Problem details: Please determine how many lines of the material include the word "color", and respond with nothing but that number.

========================

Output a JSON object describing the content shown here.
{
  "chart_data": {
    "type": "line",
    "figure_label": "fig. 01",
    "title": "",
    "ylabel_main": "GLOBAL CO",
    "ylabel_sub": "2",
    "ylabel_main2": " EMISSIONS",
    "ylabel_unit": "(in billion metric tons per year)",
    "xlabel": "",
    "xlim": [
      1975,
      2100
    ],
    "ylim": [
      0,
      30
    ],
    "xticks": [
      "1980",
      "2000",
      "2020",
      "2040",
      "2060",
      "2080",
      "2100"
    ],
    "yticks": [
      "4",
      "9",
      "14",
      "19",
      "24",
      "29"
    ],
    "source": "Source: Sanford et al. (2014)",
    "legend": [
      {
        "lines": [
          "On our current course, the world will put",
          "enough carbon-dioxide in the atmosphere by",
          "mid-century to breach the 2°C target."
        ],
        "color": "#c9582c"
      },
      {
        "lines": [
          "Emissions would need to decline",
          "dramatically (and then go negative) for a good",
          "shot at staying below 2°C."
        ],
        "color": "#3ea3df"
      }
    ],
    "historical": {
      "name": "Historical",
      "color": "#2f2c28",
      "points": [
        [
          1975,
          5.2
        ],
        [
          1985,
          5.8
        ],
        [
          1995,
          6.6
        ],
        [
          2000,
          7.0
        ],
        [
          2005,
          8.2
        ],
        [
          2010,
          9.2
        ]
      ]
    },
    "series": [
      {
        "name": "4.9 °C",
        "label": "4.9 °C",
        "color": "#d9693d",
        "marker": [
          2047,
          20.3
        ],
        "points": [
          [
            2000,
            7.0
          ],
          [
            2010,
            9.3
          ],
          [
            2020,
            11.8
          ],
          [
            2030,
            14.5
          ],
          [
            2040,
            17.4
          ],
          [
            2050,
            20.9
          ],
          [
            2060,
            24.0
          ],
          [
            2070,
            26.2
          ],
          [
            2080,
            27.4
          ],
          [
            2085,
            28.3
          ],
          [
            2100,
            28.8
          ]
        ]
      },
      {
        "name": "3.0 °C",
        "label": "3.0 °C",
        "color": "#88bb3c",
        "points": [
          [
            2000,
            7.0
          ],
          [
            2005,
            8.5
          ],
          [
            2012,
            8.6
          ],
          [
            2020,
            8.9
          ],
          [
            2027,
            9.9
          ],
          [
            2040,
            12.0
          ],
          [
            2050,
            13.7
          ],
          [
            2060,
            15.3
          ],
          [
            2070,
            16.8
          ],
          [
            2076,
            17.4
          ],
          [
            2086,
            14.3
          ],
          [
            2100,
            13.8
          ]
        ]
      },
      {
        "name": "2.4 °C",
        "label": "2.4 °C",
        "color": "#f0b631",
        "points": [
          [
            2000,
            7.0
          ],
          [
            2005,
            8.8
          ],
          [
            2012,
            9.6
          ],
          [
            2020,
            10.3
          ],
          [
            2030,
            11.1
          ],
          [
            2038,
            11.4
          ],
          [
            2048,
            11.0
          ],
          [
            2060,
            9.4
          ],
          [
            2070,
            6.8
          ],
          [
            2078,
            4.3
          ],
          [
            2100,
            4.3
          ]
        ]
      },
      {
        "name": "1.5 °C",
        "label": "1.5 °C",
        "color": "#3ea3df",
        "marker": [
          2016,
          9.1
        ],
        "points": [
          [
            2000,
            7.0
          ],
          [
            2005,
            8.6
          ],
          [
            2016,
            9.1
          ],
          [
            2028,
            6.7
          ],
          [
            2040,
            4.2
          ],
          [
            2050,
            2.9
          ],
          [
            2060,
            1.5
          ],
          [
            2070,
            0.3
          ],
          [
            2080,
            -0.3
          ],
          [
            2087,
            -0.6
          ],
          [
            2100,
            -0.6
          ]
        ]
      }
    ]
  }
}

========================

Answer for the task: 7